* START *

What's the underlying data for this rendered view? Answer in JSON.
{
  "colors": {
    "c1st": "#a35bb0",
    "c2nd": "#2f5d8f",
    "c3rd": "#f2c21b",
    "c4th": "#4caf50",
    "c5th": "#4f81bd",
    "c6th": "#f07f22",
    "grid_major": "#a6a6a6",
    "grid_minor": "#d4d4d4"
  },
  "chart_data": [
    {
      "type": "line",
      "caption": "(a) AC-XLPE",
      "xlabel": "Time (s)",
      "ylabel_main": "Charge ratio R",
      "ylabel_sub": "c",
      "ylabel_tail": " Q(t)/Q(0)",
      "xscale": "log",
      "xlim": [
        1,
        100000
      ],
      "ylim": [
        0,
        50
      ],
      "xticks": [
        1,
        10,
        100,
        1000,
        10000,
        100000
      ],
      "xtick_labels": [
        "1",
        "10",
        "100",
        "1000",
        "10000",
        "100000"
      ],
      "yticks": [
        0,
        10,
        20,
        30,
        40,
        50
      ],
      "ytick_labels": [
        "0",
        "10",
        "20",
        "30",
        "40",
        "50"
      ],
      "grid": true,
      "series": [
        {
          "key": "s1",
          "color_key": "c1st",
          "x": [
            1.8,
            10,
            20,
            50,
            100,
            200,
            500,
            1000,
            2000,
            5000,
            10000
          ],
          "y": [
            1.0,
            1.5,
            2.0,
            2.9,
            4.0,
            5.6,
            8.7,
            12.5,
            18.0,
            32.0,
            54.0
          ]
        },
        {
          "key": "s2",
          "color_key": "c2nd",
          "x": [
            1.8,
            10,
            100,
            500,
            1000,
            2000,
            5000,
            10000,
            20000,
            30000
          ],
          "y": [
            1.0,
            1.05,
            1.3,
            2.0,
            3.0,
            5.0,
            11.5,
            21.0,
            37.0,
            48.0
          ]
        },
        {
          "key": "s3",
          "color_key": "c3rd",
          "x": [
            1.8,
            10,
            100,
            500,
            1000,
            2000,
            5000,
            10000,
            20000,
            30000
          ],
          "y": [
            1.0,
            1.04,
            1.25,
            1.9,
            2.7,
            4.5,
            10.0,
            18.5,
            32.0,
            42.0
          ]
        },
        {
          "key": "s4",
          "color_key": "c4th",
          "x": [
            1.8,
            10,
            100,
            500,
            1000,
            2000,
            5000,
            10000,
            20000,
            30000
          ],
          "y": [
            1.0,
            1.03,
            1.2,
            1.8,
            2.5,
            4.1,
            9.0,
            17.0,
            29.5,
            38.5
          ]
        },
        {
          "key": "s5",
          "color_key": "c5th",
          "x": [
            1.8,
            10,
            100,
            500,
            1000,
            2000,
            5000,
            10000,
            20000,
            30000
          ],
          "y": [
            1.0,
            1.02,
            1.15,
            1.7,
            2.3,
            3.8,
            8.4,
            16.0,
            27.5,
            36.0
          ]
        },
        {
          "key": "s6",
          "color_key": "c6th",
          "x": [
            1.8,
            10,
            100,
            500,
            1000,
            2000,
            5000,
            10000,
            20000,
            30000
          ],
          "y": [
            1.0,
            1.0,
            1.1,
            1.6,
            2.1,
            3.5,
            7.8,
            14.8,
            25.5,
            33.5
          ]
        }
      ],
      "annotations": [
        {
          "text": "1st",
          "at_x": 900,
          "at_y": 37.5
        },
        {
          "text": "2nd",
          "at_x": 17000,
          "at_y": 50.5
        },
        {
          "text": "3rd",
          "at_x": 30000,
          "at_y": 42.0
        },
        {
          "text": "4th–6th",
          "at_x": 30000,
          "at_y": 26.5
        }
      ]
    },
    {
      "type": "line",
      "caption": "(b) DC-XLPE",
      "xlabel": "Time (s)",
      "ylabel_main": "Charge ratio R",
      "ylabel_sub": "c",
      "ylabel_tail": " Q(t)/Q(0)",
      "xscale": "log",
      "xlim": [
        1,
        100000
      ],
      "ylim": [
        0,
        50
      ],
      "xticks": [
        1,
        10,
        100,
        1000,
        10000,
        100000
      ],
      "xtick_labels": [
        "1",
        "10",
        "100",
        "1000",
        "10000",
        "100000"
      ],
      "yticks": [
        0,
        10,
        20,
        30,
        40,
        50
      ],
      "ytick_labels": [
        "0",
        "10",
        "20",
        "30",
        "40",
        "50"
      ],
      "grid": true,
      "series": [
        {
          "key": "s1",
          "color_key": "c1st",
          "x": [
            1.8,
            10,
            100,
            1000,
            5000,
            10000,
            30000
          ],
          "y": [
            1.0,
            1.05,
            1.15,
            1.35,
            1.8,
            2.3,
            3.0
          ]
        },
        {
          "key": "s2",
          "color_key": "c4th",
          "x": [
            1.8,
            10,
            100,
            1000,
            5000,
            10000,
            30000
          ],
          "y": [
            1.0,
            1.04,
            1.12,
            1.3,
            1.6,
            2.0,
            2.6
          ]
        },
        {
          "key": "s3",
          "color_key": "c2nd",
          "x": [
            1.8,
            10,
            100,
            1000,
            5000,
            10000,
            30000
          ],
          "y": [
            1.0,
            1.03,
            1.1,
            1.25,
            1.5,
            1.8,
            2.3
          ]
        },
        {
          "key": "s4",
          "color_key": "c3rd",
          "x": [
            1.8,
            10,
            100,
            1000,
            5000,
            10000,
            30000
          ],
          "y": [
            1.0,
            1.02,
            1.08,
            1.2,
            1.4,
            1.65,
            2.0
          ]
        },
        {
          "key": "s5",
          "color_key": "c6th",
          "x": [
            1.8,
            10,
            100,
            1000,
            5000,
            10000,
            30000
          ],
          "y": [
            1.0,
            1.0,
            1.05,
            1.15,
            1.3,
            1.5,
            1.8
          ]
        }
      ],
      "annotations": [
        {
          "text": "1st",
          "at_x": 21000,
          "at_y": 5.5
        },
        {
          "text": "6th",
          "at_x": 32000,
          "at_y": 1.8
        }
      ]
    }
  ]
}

* END *

Task to carry out ▸
Copy every line verbatim.

The output ▸
What's the underlying data for this rendered view? Answer in JSON.
{
  "colors": {
    "c1st": "#a35bb0",
    "c2nd": "#2f5d8f",
    "c3rd": "#f2c21b",
    "c4th": "#4caf50",
    "c5th": "#4f81bd",
    "c6th": "#f07f22",
    "grid_major": "#a6a6a6",
    "grid_minor": "#d4d4d4"
  },
  "chart_data": [
    {
      "type": "line",
      "caption": "(a) AC-XLPE",
      "xlabel": "Time (s)",
      "ylabel_main": "Charge ratio R",
      "ylabel_sub": "c",
      "ylabel_tail": " Q(t)/Q(0)",
      "xscale": "log",
      "xlim": [
        1,
        100000
      ],
      "ylim": [
        0,
        50
      ],
      "xticks": [
        1,
        10,
        100,
        1000,
        10000,
        100000
      ],
      "xtick_labels": [
        "1",
        "10",
        "100",
        "1000",
        "10000",
        "100000"
      ],
      "yticks": [
        0,
        10,
        20,
        30,
        40,
        50
      ],
      "ytick_labels": [
        "0",
        "10",
        "20",
        "30",
        "40",
        "50"
      ],
      "grid": true,
      "series": [
        {
          "key": "s1",
          "color_key": "c1st",
          "x": [
            1.8,
            10,
            20,
            50,
            100,
            200,
            500,
            1000,
            2000,
            5000,
            10000
          ],
          "y": [
            1.0,
            1.5,
            2.0,
            2.9,
            4.0,
            5.6,
            8.7,
            12.5,
            18.0,
            32.0,
            54.0
          ]
        },
        {
          "key": "s2",
          "color_key": "c2nd",
          "x": [
            1.8,
            10,
            100,
            500,
            1000,
            2000,
            5000,
            10000,
            20000,
            30000
          ],
          "y": [
            1.0,
            1.05,
            1.3,
            2.0,
            3.0,
            5.0,
            11.5,
            21.0,
            37.0,
            48.0
          ]
        },
        {
          "key": "s3",
          "color_key": "c3rd",
          "x": [
            1.8,
            10,
            100,
            500,
            1000,
            2000,
            5000,
            10000,
            20000,
            30000
          ],
          "y": [
            1.0,
            1.04,
            1.25,
            1.9,
            2.7,
            4.5,
            10.0,
            18.5,
            32.0,
            42.0
          ]
        },
        {
          "key": "s4",
          "color_key": "c4th",
          "x": [
            1.8,
            10,
            100,
            500,
            1000,
            2000,
            5000,
            10000,
            20000,
            30000
          ],
          "y": [
            1.0,
            1.03,
            1.2,
            1.8,
            2.5,
            4.1,
            9.0,
            17.0,
            29.5,
            38.5
          ]
        },
        {
          "key": "s5",
          "color_key": "c5th",
          "x": [
            1.8,
            10,
            100,
            500,
            1000,
            2000,
            5000,
            10000,
            20000,
            30000
          ],
          "y": [
            1.0,
            1.02,
            1.15,
            1.7,
            2.3,
            3.8,
            8.4,
            16.0,
            27.5,
            36.0
          ]
        },
        {
          "key": "s6",
          "color_key": "c6th",
          "x": [
            1.8,
            10,
            100,
            500,
            1000,
            2000,
            5000,
            10000,
            20000,
            30000
          ],
          "y": [
            1.0,
            1.0,
            1.1,
            1.6,
            2.1,
            3.5,
            7.8,
            14.8,
            25.5,
            33.5
          ]
        }
      ],
      "annotations": [
        {
          "text": "1st",
          "at_x": 900,
          "at_y": 37.5
        },
        {
          "text": "2nd",
          "at_x": 17000,
          "at_y": 50.5
        },
        {
          "text": "3rd",
          "at_x": 30000,
          "at_y": 42.0
        },
        {
          "text": "4th–6th",
          "at_x": 30000,
          "at_y": 26.5
        }
      ]
    },
    {
      "type": "line",
      "caption": "(b) DC-XLPE",
      "xlabel": "Time (s)",
      "ylabel_main": "Charge ratio R",
      "ylabel_sub": "c",
      "ylabel_tail": " Q(t)/Q(0)",
      "xscale": "log",
      "xlim": [
        1,
        100000
      ],
      "ylim": [
        0,
        50
      ],
      "xticks": [
        1,
        10,
        100,
        1000,
        10000,
        100000
      ],
      "xtick_labels": [
        "1",
        "10",
        "100",
        "1000",
        "10000",
        "100000"
      ],
      "yticks": [
        0,
        10,
        20,
        30,
        40,
        50
      ],
      "ytick_labels": [
        "0",
        "10",
        "20",
        "30",
        "40",
        "50"
      ],
      "grid": true,
      "series": [
        {
          "key": "s1",
          "color_key": "c1st",
          "x": [
            1.8,
            10,
            100,
            1000,
            5000,
            10000,
            30000
          ],
          "y": [
            1.0,
            1.05,
            1.15,
            1.35,
            1.8,
            2.3,
            3.0
          ]
        },
        {
          "key": "s2",
          "color_key": "c4th",
          "x": [
            1.8,
            10,
            100,
            1000,
            5000,
            10000,
            30000
          ],
          "y": [
            1.0,
            1.04,
            1.12,
            1.3,
            1.6,
            2.0,
            2.6
          ]
        },
        {
          "key": "s3",
          "color_key": "c2nd",
          "x": [
            1.8,
            10,
            100,
            1000,
            5000,
            10000,
            30000
          ],
          "y": [
            1.0,
            1.03,
            1.1,
            1.25,
            1.5,
            1.8,
            2.3
          ]
        },
        {
          "key": "s4",
          "color_key": "c3rd",
          "x": [
            1.8,
            10,
            100,
            1000,
            5000,
            10000,
            30000
          ],
          "y": [
            1.0,
            1.02,
            1.08,
            1.2,
            1.4,
            1.65,
            2.0
          ]
        },
        {
          "key": "s5",
          "color_key": "c6th",
          "x": [
            1.8,
            10,
            100,
            1000,
            5000,
            10000,
            30000
          ],
          "y": [
            1.0,
            1.0,
            1.05,
            1.15,
            1.3,
            1.5,
            1.8
          ]
        }
      ],
      "annotations": [
        {
          "text": "1st",
          "at_x": 21000,
          "at_y": 5.5
        },
        {
          "text": "6th",
          "at_x": 32000,
          "at_y": 1.8
        }
      ]
    }
  ]
}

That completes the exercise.